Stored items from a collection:

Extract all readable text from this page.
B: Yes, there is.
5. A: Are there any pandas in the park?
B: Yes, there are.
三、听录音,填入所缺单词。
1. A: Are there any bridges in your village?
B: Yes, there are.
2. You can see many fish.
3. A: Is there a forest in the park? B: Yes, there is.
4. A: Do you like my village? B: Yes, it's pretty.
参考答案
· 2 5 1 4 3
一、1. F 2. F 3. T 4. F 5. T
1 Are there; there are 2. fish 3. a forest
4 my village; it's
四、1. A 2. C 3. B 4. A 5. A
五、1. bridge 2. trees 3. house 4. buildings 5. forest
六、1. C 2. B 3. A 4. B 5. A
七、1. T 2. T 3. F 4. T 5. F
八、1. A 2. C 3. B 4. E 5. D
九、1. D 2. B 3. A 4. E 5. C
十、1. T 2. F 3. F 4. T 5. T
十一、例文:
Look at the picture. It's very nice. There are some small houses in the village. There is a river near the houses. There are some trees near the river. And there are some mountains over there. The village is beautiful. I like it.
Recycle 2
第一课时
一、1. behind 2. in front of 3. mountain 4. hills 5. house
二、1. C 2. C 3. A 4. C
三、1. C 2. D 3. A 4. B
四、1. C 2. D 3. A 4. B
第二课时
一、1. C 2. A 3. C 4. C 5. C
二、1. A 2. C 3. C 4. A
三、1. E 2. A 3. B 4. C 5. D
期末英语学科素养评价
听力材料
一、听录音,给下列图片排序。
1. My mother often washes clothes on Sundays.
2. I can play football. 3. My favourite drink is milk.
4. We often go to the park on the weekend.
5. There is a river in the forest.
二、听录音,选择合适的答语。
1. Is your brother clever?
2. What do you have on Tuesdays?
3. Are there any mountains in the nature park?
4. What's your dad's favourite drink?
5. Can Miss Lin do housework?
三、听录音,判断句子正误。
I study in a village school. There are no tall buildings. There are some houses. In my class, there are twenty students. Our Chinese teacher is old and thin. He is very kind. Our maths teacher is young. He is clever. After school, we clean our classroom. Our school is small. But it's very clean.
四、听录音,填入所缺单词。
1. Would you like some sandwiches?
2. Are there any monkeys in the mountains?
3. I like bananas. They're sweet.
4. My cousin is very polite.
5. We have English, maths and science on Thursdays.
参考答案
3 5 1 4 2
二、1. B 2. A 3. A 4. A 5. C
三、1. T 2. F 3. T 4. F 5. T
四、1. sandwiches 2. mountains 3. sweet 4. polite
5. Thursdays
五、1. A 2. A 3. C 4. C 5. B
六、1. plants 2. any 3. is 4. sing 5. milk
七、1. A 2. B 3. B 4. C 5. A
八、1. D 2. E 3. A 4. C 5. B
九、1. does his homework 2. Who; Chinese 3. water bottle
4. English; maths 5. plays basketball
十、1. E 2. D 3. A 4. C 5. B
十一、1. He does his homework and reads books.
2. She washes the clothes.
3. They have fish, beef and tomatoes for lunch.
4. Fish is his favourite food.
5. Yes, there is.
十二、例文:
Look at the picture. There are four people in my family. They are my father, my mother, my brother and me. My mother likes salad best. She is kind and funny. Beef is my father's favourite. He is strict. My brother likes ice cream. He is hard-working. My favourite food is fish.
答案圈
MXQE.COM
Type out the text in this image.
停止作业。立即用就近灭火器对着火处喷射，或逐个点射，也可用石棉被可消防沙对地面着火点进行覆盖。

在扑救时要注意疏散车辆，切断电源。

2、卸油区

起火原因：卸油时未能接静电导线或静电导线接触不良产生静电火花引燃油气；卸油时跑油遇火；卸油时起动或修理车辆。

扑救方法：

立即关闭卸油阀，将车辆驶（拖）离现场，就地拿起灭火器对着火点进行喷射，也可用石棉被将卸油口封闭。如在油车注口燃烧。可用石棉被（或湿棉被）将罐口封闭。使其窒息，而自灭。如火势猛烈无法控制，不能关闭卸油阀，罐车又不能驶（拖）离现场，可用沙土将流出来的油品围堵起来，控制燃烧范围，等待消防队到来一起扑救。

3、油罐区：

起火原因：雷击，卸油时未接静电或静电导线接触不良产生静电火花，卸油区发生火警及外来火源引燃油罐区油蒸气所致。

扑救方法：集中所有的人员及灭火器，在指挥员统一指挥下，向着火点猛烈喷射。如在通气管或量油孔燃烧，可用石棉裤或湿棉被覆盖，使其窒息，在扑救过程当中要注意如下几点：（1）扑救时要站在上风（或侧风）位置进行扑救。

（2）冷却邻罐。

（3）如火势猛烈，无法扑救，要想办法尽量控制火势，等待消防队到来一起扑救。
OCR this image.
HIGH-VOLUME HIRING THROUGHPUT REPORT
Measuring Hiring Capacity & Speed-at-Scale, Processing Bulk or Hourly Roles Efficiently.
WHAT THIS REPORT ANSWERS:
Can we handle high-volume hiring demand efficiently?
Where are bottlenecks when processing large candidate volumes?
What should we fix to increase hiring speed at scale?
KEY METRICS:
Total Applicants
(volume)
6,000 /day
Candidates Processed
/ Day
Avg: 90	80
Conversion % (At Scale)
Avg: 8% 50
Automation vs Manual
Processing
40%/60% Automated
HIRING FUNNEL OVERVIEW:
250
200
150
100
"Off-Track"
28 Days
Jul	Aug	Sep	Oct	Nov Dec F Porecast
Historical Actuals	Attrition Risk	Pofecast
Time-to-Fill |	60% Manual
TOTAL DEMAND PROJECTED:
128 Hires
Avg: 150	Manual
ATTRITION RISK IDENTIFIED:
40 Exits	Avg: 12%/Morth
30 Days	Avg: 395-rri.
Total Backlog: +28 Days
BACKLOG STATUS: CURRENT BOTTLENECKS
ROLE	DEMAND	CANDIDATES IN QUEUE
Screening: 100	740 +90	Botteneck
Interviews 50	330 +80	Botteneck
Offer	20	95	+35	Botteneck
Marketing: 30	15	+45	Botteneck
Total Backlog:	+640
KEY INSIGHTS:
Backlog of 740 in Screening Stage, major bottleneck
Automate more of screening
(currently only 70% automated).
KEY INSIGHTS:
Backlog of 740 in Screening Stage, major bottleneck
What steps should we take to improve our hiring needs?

What the task requires => Each record should come back exactly as written.

Result =>
Extract all readable text from this page.
B: Yes, there is.
5. A: Are there any pandas in the park?
B: Yes, there are.
三、听录音,填入所缺单词。
1. A: Are there any bridges in your village?
B: Yes, there are.
2. You can see many fish.
3. A: Is there a forest in the park? B: Yes, there is.
4. A: Do you like my village? B: Yes, it's pretty.
参考答案
· 2 5 1 4 3
一、1. F 2. F 3. T 4. F 5. T
1 Are there; there are 2. fish 3. a forest
4 my village; it's
四、1. A 2. C 3. B 4. A 5. A
五、1. bridge 2. trees 3. house 4. buildings 5. forest
六、1. C 2. B 3. A 4. B 5. A
七、1. T 2. T 3. F 4. T 5. F
八、1. A 2. C 3. B 4. E 5. D
九、1. D 2. B 3. A 4. E 5. C
十、1. T 2. F 3. F 4. T 5. T
十一、例文:
Look at the picture. It's very nice. There are some small houses in the village. There is a river near the houses. There are some trees near the river. And there are some mountains over there. The village is beautiful. I like it.
Recycle 2
第一课时
一、1. behind 2. in front of 3. mountain 4. hills 5. house
二、1. C 2. C 3. A 4. C
三、1. C 2. D 3. A 4. B
四、1. C 2. D 3. A 4. B
第二课时
一、1. C 2. A 3. C 4. C 5. C
二、1. A 2. C 3. C 4. A
三、1. E 2. A 3. B 4. C 5. D
期末英语学科素养评价
听力材料
一、听录音,给下列图片排序。
1. My mother often washes clothes on Sundays.
2. I can play football. 3. My favourite drink is milk.
4. We often go to the park on the weekend.
5. There is a river in the forest.
二、听录音,选择合适的答语。
1. Is your brother clever?
2. What do you have on Tuesdays?
3. Are there any mountains in the nature park?
4. What's your dad's favourite drink?
5. Can Miss Lin do housework?
三、听录音,判断句子正误。
I study in a village school. There are no tall buildings. There are some houses. In my class, there are twenty students. Our Chinese teacher is old and thin. He is very kind. Our maths teacher is young. He is clever. After school, we clean our classroom. Our school is small. But it's very clean.
四、听录音,填入所缺单词。
1. Would you like some sandwiches?
2. Are there any monkeys in the mountains?
3. I like bananas. They're sweet.
4. My cousin is very polite.
5. We have English, maths and science on Thursdays.
参考答案
3 5 1 4 2
二、1. B 2. A 3. A 4. A 5. C
三、1. T 2. F 3. T 4. F 5. T
四、1. sandwiches 2. mountains 3. sweet 4. polite
5. Thursdays
五、1. A 2. A 3. C 4. C 5. B
六、1. plants 2. any 3. is 4. sing 5. milk
七、1. A 2. B 3. B 4. C 5. A
八、1. D 2. E 3. A 4. C 5. B
九、1. does his homework 2. Who; Chinese 3. water bottle
4. English; maths 5. plays basketball
十、1. E 2. D 3. A 4. C 5. B
十一、1. He does his homework and reads books.
2. She washes the clothes.
3. They have fish, beef and tomatoes for lunch.
4. Fish is his favourite food.
5. Yes, there is.
十二、例文:
Look at the picture. There are four people in my family. They are my father, my mother, my brother and me. My mother likes salad best. She is kind and funny. Beef is my father's favourite. He is strict. My brother likes ice cream. He is hard-working. My favourite food is fish.
答案圈
MXQE.COM
Type out the text in this image.
停止作业。立即用就近灭火器对着火处喷射，或逐个点射，也可用石棉被可消防沙对地面着火点进行覆盖。

在扑救时要注意疏散车辆，切断电源。

2、卸油区

起火原因：卸油时未能接静电导线或静电导线接触不良产生静电火花引燃油气；卸油时跑油遇火；卸油时起动或修理车辆。

扑救方法：

立即关闭卸油阀，将车辆驶（拖）离现场，就地拿起灭火器对着火点进行喷射，也可用石棉被将卸油口封闭。如在油车注口燃烧。可用石棉被（或湿棉被）将罐口封闭。使其窒息，而自灭。如火势猛烈无法控制，不能关闭卸油阀，罐车又不能驶（拖）离现场，可用沙土将流出来的油品围堵起来，控制燃烧范围，等待消防队到来一起扑救。

3、油罐区：

起火原因：雷击，卸油时未接静电或静电导线接触不良产生静电火花，卸油区发生火警及外来火源引燃油罐区油蒸气所致。

扑救方法：集中所有的人员及灭火器，在指挥员统一指挥下，向着火点猛烈喷射。如在通气管或量油孔燃烧，可用石棉裤或湿棉被覆盖，使其窒息，在扑救过程当中要注意如下几点：（1）扑救时要站在上风（或侧风）位置进行扑救。

（2）冷却邻罐。

（3）如火势猛烈，无法扑救，要想办法尽量控制火势，等待消防队到来一起扑救。
OCR this image.
HIGH-VOLUME HIRING THROUGHPUT REPORT
Measuring Hiring Capacity & Speed-at-Scale, Processing Bulk or Hourly Roles Efficiently.
WHAT THIS REPORT ANSWERS:
Can we handle high-volume hiring demand efficiently?
Where are bottlenecks when processing large candidate volumes?
What should we fix to increase hiring speed at scale?
KEY METRICS:
Total Applicants
(volume)
6,000 /day
Candidates Processed
/ Day
Avg: 90	80
Conversion % (At Scale)
Avg: 8% 50
Automation vs Manual
Processing
40%/60% Automated
HIRING FUNNEL OVERVIEW:
250
200
150
100
"Off-Track"
28 Days
Jul	Aug	Sep	Oct	Nov Dec F Porecast
Historical Actuals	Attrition Risk	Pofecast
Time-to-Fill |	60% Manual
TOTAL DEMAND PROJECTED:
128 Hires
Avg: 150	Manual
ATTRITION RISK IDENTIFIED:
40 Exits	Avg: 12%/Morth
30 Days	Avg: 395-rri.
Total Backlog: +28 Days
BACKLOG STATUS: CURRENT BOTTLENECKS
ROLE	DEMAND	CANDIDATES IN QUEUE
Screening: 100	740 +90	Botteneck
Interviews 50	330 +80	Botteneck
Offer	20	95	+35	Botteneck
Marketing: 30	15	+45	Botteneck
Total Backlog:	+640
KEY INSIGHTS:
Backlog of 740 in Screening Stage, major bottleneck
Automate more of screening
(currently only 70% automated).
KEY INSIGHTS:
Backlog of 740 in Screening Stage, major bottleneck
What steps should we take to improve our hiring needs?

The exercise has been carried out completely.